▸ **Task objective**: In the records that follow, show each line where the word "Broadcast" is present.

=====

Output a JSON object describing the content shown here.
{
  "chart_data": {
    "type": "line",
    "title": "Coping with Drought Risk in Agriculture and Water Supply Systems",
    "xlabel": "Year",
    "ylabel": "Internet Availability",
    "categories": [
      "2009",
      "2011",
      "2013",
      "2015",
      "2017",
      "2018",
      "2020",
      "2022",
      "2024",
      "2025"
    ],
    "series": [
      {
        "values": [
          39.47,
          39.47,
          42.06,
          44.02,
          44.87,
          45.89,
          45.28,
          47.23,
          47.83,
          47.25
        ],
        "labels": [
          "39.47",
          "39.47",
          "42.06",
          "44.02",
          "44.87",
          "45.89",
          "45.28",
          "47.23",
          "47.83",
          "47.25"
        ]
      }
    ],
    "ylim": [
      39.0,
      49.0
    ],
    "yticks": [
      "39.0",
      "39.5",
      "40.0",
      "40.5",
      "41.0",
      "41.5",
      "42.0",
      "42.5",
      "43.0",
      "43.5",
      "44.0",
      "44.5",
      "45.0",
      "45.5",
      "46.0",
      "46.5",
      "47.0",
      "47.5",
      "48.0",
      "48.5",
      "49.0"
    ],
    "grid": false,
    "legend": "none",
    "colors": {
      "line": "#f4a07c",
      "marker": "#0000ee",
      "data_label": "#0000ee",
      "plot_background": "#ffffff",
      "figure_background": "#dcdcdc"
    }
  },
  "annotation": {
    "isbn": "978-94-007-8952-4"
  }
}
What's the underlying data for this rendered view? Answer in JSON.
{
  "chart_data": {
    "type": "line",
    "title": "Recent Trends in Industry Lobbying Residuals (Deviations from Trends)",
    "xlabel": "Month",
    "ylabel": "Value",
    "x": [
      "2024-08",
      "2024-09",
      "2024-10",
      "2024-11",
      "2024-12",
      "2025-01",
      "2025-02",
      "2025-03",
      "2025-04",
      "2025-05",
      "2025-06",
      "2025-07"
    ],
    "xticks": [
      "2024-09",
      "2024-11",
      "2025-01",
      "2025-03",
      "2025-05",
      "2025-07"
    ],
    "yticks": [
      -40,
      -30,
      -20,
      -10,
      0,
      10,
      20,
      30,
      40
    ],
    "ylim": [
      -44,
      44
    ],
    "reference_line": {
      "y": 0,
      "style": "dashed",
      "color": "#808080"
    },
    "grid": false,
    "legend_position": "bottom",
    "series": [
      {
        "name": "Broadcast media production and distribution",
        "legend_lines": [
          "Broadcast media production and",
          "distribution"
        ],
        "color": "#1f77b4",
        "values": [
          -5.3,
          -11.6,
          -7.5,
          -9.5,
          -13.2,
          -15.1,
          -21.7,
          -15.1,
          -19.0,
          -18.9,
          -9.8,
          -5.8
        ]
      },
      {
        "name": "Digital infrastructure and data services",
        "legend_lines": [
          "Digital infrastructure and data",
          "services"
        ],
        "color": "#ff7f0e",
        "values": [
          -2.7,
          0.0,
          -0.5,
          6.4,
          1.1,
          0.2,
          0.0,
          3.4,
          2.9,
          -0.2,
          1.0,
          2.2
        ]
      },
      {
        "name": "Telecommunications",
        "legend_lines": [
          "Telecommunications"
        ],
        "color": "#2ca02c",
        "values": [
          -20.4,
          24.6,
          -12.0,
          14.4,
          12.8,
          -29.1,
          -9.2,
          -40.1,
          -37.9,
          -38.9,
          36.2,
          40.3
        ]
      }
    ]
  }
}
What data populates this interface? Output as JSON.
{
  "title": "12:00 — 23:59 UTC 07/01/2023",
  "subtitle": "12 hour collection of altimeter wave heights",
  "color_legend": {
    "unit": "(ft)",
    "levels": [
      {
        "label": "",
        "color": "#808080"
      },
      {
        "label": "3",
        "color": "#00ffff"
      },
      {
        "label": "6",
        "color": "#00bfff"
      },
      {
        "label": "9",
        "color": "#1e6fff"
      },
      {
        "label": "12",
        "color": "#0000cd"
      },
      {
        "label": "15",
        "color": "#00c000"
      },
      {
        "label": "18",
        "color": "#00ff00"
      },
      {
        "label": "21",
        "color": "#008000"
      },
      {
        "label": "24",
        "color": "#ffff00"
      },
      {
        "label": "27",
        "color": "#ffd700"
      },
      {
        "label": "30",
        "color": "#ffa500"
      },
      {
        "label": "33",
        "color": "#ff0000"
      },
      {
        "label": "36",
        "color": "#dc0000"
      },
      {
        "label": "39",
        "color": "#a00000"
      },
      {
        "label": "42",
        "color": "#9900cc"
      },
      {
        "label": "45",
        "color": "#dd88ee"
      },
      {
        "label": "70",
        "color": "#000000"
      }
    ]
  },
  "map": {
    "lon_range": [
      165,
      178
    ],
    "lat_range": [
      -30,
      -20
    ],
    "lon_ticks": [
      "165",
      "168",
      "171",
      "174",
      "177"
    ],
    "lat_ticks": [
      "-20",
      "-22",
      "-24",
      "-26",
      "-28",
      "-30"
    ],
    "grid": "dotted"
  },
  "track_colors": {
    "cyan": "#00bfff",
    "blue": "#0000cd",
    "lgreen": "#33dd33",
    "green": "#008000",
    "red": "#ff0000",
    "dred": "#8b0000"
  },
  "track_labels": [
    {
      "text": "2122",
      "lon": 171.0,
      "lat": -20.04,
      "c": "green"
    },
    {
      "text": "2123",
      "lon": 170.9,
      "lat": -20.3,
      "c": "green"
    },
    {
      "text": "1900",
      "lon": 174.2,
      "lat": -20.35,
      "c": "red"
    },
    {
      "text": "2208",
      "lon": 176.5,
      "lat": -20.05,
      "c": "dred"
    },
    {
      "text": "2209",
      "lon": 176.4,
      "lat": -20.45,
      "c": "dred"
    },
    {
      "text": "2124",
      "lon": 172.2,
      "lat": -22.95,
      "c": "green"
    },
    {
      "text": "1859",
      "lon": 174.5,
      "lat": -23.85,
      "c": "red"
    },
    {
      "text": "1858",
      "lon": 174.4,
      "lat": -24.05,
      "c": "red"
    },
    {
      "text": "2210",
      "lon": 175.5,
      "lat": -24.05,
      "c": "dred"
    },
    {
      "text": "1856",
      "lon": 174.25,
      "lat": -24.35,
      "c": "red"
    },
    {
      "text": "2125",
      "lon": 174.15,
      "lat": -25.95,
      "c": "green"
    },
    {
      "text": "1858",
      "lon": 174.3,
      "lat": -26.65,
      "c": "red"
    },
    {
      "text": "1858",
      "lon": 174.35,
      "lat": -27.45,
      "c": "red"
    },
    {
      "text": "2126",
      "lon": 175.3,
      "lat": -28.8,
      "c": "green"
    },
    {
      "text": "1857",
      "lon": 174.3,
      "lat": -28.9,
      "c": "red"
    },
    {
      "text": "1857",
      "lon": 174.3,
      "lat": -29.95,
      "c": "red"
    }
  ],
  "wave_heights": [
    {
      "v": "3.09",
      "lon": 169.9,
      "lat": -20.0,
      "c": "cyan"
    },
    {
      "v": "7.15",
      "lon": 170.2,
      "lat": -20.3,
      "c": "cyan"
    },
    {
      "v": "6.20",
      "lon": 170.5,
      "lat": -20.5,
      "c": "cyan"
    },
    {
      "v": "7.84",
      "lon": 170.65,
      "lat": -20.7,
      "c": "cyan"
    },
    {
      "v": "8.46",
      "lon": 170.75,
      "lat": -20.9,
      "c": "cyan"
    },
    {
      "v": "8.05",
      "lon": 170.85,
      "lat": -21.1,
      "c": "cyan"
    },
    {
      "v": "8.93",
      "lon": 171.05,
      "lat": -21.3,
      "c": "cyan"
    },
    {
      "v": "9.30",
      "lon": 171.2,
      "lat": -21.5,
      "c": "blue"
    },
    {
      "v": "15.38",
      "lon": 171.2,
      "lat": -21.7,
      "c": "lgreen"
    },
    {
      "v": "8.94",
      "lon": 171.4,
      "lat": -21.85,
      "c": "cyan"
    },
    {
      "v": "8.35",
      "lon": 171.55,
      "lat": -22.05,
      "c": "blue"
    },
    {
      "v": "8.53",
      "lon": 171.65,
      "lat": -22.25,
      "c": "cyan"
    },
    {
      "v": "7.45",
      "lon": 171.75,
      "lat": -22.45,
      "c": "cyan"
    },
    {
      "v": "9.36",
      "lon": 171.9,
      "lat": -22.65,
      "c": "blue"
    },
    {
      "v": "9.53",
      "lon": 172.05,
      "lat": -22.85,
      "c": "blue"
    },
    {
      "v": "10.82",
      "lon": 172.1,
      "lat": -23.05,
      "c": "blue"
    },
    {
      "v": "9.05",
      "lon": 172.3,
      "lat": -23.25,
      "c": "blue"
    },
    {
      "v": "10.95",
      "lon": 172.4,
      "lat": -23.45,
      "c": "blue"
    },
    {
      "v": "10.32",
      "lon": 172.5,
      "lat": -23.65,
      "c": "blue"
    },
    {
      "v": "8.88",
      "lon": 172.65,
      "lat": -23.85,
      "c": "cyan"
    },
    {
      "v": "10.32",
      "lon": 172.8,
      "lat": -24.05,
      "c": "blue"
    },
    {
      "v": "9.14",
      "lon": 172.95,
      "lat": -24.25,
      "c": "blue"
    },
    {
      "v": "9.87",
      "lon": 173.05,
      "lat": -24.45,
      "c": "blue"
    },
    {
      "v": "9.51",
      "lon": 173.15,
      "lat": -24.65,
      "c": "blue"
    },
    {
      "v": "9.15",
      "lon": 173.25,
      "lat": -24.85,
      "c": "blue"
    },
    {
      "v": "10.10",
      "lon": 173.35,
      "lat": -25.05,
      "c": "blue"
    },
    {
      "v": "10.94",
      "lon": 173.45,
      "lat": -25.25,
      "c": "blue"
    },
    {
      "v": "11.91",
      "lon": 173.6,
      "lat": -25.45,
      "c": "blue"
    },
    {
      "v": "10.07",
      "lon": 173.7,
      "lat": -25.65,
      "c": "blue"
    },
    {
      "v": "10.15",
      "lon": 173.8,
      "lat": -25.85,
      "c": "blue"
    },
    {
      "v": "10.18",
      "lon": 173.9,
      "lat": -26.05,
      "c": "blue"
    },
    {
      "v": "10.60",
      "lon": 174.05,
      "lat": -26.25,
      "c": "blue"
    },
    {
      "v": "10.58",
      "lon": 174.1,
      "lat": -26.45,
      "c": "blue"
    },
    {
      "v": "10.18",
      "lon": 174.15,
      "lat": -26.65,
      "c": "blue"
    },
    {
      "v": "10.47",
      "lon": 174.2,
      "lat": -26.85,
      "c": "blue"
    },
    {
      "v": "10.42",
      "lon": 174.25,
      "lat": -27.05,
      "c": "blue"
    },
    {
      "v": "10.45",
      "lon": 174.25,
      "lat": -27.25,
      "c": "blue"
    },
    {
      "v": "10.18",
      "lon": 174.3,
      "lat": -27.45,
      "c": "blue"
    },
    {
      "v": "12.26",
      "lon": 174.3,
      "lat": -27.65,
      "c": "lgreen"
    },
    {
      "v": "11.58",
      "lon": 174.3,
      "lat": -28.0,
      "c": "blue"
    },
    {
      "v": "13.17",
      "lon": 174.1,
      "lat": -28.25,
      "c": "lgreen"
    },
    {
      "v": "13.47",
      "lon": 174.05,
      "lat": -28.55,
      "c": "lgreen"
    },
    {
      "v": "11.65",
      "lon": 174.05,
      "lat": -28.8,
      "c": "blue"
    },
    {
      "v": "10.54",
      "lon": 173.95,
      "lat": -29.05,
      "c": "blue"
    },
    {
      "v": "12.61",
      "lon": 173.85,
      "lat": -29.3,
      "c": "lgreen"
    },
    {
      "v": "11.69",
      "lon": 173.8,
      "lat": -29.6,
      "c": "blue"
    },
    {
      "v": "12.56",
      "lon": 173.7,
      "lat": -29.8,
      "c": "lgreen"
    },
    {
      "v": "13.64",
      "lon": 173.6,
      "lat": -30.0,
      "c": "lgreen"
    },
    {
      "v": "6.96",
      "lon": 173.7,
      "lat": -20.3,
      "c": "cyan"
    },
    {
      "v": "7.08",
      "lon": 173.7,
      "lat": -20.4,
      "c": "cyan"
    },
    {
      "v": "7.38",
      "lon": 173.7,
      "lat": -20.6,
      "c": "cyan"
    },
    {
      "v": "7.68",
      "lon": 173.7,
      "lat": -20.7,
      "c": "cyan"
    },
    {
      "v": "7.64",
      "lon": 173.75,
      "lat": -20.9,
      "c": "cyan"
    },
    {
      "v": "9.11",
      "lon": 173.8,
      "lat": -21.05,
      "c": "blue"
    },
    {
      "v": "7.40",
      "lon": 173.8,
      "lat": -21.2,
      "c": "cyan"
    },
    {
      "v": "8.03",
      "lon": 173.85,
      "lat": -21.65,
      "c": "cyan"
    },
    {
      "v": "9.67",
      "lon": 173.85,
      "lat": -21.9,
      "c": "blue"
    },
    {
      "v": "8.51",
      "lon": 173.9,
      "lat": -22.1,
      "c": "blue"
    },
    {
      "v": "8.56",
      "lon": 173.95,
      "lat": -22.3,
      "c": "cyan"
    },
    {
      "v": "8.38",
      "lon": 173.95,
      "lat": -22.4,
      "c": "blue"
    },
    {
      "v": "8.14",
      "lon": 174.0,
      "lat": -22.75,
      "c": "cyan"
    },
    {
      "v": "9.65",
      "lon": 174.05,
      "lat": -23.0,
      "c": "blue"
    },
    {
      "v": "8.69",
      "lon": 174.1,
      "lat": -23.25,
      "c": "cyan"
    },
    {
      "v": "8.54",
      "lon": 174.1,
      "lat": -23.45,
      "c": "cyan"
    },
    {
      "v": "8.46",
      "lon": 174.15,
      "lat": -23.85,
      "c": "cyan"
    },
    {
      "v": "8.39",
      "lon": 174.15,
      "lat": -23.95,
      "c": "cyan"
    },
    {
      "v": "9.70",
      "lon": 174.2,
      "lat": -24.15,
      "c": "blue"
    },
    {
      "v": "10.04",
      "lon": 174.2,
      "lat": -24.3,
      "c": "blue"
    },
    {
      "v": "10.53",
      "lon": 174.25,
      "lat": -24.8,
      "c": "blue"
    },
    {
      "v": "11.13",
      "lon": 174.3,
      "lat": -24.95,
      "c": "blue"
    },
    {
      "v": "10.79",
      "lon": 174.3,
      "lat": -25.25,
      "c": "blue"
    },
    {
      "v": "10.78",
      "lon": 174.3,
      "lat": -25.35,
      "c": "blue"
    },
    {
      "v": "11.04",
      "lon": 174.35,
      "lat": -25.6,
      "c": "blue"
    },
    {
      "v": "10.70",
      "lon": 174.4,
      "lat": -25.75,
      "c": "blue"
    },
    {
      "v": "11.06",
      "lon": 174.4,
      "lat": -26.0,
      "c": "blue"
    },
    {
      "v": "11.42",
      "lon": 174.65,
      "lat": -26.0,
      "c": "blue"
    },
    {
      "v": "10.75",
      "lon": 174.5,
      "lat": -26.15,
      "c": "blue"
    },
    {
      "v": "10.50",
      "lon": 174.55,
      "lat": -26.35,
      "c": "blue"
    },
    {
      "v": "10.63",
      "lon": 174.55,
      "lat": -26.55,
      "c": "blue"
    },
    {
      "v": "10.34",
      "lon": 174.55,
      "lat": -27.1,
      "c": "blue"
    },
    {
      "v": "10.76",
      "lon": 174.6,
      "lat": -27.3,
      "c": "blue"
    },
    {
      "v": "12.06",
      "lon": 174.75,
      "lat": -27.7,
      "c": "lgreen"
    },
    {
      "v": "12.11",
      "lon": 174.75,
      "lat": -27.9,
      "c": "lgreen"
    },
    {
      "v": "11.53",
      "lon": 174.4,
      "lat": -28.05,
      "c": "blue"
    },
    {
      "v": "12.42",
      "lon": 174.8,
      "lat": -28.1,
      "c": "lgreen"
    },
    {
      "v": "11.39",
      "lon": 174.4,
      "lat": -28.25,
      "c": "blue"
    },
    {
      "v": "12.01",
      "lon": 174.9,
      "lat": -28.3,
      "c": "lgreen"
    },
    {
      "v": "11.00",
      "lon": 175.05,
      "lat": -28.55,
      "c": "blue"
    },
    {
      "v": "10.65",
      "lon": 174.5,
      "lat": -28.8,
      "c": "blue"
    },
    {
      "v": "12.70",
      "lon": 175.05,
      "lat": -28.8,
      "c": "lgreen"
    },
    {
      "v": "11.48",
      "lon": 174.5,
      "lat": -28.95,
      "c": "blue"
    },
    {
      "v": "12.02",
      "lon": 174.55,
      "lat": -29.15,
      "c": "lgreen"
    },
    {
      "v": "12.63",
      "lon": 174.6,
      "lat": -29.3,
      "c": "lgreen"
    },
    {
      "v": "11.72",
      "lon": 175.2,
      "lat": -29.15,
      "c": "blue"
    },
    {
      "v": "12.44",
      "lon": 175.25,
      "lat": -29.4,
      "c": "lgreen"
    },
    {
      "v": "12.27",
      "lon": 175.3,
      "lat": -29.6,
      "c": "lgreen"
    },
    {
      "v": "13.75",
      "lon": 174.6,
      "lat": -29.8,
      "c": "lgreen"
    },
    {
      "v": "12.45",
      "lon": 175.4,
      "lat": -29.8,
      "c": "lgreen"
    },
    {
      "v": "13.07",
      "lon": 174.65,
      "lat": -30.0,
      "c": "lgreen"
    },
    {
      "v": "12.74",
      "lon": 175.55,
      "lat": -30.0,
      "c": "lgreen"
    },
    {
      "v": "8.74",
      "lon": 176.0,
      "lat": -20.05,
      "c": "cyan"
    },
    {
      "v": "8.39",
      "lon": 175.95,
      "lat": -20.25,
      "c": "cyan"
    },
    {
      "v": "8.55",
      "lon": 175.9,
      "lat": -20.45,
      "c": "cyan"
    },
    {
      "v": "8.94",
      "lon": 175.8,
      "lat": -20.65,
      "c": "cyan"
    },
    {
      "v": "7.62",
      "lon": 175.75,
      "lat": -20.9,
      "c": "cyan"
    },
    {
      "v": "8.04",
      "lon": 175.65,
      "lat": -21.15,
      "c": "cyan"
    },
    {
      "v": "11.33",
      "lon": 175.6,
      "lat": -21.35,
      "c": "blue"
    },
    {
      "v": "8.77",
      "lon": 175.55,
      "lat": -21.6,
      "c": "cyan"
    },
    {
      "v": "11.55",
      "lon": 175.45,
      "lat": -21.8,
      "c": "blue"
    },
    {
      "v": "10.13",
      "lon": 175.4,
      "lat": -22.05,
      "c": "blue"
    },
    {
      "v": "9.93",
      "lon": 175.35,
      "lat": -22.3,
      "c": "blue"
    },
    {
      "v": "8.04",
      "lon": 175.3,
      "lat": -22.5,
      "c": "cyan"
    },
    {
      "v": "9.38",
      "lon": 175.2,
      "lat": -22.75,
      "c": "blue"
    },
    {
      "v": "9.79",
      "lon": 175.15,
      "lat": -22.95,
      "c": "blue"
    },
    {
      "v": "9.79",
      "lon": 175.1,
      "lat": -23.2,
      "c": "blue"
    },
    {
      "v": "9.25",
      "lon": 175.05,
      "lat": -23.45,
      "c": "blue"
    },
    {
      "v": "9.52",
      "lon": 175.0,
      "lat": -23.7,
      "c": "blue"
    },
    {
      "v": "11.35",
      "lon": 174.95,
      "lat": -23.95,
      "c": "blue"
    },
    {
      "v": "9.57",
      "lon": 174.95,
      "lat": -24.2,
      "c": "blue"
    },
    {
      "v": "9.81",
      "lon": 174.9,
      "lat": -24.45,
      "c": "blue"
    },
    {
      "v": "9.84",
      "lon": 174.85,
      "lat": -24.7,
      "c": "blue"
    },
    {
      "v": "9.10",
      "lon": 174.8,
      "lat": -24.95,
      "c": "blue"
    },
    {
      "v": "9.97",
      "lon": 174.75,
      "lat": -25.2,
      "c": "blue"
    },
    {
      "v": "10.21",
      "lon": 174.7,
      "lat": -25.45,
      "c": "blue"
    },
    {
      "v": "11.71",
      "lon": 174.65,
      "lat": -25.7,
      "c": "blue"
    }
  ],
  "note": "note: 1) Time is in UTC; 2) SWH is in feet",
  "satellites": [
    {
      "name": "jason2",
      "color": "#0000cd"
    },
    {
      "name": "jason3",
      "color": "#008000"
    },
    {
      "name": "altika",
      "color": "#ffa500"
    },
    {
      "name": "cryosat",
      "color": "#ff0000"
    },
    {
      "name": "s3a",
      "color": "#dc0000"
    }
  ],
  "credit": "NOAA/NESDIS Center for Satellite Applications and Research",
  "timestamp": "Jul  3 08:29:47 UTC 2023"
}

=====

▸ **Exercise answer**:
        "name": "Broadcast media production and distribution",
          "Broadcast media production and",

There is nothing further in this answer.